▸ **DATA FOR PROCESSING**
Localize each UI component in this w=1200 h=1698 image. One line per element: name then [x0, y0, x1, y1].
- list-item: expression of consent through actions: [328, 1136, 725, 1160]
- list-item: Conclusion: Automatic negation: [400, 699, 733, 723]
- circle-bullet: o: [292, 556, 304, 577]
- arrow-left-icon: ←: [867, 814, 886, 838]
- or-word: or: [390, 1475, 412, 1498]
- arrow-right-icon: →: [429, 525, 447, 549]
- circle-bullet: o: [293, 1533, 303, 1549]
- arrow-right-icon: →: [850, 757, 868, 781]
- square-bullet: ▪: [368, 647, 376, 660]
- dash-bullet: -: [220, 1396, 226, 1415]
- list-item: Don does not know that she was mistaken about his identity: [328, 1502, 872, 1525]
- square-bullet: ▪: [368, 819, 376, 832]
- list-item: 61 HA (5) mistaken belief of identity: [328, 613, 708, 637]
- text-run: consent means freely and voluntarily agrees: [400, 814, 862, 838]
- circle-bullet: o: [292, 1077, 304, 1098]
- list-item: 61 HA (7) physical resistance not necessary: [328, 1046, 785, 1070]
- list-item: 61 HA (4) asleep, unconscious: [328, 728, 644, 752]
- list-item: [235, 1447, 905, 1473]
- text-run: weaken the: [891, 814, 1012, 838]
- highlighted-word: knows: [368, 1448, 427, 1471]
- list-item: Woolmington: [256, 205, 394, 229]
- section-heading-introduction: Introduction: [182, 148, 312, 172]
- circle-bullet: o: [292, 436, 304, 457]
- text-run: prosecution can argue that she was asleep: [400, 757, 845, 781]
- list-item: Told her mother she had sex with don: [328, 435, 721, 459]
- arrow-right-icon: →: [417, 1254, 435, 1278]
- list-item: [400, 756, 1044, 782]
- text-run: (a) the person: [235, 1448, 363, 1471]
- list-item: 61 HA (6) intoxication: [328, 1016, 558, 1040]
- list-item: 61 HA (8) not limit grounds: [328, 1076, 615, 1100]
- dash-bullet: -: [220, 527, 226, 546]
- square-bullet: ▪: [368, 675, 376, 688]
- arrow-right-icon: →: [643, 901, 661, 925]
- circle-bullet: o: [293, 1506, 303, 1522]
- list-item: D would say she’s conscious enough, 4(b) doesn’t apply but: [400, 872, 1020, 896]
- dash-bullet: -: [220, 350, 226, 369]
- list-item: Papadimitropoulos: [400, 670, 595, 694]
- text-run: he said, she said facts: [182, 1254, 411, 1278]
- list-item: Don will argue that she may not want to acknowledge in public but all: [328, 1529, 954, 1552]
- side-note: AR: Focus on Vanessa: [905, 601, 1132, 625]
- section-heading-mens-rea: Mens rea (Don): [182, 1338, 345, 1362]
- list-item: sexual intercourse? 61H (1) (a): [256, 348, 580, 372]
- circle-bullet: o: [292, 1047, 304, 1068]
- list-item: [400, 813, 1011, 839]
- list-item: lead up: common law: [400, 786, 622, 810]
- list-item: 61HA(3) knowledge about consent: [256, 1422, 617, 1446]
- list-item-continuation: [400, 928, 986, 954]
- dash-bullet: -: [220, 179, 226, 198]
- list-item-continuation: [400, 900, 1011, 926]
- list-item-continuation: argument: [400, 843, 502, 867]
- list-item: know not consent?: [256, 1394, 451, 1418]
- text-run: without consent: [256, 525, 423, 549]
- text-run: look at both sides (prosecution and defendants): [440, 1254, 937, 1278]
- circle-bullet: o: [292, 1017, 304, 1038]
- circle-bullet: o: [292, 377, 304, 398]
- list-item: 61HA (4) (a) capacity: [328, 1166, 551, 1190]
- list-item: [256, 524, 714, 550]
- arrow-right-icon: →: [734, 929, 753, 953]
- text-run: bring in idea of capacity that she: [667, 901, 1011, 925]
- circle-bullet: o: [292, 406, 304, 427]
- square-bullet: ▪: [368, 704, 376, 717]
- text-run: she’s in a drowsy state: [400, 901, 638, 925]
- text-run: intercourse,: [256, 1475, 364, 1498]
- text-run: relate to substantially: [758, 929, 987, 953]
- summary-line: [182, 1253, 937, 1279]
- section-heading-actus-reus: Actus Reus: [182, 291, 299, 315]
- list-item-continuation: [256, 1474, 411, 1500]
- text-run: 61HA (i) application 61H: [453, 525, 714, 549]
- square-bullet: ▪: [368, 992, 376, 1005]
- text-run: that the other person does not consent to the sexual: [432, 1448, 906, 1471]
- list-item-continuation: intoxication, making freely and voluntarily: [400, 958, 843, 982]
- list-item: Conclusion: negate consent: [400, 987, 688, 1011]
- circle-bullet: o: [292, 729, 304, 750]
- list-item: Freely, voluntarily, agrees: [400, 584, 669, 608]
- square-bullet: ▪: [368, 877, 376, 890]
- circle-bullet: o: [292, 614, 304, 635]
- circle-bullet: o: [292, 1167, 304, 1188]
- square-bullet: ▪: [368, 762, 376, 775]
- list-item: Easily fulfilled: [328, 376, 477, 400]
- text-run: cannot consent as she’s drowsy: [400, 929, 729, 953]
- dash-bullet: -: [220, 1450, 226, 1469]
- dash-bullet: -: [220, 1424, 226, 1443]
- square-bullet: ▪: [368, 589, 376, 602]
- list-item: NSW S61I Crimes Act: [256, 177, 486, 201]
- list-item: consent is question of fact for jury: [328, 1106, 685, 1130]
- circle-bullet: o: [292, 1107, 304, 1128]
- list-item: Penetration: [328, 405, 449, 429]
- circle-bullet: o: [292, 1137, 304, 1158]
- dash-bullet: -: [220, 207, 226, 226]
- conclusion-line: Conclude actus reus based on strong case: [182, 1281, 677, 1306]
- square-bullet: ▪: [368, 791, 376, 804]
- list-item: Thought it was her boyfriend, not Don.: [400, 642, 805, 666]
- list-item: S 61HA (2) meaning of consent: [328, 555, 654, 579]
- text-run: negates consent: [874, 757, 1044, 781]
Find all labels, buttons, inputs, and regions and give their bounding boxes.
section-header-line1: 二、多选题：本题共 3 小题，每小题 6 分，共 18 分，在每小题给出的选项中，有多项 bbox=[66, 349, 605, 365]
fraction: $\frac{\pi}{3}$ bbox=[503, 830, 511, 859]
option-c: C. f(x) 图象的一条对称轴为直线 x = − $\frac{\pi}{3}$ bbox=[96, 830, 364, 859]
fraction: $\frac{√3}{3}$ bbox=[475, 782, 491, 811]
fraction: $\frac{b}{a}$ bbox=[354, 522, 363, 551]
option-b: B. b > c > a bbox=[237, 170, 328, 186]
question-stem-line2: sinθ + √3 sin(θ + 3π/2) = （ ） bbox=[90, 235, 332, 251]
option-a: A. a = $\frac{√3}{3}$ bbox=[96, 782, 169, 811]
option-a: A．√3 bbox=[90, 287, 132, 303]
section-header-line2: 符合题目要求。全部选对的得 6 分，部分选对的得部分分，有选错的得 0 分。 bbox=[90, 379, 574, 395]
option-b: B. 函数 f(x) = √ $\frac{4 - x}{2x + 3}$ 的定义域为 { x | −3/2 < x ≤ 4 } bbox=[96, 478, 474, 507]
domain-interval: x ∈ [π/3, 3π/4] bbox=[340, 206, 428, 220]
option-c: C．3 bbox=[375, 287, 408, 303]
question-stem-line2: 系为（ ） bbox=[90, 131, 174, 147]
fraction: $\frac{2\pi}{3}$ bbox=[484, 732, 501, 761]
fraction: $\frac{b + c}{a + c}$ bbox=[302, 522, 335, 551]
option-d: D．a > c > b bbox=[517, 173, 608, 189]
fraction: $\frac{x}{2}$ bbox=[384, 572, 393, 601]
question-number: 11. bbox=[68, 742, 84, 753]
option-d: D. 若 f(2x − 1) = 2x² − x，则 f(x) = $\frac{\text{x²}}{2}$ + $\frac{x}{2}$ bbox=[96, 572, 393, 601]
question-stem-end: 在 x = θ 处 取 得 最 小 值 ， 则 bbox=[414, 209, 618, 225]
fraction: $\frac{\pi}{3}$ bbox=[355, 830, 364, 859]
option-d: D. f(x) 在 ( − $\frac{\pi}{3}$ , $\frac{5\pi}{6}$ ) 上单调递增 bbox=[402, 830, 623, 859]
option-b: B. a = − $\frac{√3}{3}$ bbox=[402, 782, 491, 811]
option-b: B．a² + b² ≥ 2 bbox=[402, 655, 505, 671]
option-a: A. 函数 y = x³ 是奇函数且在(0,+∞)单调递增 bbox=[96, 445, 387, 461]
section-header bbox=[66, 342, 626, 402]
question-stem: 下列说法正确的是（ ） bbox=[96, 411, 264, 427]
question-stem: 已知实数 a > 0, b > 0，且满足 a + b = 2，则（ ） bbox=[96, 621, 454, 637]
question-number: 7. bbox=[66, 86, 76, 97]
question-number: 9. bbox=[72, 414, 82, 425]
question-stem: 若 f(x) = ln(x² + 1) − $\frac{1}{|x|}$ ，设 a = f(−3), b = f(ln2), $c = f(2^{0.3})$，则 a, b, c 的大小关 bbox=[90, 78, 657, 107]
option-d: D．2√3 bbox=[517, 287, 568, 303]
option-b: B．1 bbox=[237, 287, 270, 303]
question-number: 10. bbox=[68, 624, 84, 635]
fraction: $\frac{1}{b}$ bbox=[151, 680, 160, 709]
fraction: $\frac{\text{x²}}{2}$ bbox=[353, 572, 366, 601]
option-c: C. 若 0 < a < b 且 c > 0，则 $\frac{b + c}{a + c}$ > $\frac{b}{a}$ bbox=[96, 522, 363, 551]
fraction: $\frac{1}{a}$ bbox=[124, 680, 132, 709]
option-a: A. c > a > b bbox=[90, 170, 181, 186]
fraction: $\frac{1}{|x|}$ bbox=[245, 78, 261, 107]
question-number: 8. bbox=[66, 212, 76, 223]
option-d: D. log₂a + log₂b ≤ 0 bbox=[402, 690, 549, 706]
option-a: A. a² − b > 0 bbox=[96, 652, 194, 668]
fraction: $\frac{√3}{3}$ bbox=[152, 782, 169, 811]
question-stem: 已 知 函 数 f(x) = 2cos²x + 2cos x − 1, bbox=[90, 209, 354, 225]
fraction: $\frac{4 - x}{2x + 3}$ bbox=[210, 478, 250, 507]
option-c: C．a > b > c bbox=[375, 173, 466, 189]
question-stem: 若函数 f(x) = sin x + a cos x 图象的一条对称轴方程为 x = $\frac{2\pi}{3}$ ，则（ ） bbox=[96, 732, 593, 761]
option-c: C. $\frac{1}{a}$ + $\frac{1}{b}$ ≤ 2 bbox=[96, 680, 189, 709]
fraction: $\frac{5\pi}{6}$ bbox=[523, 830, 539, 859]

▸ **STATED TASK**
Copy the listing from its start through the line containing "- list-item: 61 HA (5)", swapping "circle-bullet" for "round-bullet" and keeping everything else unchanged.

▸ **RESPONSE**
Localize each UI component in this w=1200 h=1698 image. One line per element: name then [x0, y0, x1, y1].
- list-item: expression of consent through actions: [328, 1136, 725, 1160]
- list-item: Conclusion: Automatic negation: [400, 699, 733, 723]
- round-bullet: o: [292, 556, 304, 577]
- arrow-left-icon: ←: [867, 814, 886, 838]
- or-word: or: [390, 1475, 412, 1498]
- arrow-right-icon: →: [429, 525, 447, 549]
- round-bullet: o: [293, 1533, 303, 1549]
- arrow-right-icon: →: [850, 757, 868, 781]
- square-bullet: ▪: [368, 647, 376, 660]
- dash-bullet: -: [220, 1396, 226, 1415]
- list-item: Don does not know that she was mistaken about his identity: [328, 1502, 872, 1525]
- square-bullet: ▪: [368, 819, 376, 832]
- list-item: 61 HA (5) mistaken belief of identity: [328, 613, 708, 637]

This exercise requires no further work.